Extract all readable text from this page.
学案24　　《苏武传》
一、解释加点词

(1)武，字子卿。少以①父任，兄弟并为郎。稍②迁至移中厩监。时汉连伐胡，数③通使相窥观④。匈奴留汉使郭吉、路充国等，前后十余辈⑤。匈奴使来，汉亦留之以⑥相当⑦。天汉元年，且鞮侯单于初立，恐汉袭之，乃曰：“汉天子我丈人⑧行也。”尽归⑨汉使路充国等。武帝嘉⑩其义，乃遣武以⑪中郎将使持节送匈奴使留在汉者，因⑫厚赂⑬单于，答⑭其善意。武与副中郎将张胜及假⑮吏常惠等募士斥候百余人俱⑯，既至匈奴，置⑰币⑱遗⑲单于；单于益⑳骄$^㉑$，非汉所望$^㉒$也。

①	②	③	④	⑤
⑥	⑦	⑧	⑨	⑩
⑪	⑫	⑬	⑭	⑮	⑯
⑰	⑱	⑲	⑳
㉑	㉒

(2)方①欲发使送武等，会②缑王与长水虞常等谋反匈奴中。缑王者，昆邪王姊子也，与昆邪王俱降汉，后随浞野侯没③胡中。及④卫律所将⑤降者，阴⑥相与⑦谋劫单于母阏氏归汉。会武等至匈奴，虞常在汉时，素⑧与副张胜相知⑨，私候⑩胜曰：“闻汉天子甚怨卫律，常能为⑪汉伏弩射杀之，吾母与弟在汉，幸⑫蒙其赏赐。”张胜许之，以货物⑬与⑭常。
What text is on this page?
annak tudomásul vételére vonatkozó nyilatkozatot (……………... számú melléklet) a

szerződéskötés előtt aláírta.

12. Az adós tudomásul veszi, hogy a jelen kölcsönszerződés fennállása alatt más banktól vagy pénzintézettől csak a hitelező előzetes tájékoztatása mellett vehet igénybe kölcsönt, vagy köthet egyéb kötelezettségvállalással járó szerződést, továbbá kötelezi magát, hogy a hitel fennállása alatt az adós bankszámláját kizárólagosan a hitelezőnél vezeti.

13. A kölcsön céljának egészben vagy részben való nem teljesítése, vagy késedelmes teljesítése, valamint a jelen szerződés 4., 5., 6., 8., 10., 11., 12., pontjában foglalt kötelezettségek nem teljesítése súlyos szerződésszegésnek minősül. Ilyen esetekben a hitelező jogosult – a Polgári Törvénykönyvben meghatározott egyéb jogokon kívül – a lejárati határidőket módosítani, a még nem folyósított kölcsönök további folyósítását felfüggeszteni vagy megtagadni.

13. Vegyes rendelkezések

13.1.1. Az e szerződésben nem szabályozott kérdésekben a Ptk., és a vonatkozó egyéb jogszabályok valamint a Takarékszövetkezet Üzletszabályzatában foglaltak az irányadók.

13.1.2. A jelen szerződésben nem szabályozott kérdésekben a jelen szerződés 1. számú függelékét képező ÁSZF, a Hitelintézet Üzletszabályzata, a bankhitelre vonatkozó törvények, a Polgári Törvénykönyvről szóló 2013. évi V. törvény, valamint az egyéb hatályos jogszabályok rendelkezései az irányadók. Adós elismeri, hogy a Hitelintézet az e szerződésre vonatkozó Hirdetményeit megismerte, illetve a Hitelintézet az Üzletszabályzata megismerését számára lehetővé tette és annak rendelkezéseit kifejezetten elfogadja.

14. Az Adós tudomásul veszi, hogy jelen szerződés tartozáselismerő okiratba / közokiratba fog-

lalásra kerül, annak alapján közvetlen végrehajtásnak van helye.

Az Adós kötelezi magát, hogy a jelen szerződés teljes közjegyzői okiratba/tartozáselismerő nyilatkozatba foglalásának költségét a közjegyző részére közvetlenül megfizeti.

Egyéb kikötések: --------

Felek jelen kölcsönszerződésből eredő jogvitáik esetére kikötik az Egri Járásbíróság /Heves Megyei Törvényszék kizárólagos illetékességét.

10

===

● **STATED GOAL**
Copy every line above in which the string "page" shows up.

● **EXERCISE SOLUTION**
Extract all readable text from this page.
What text is on this page?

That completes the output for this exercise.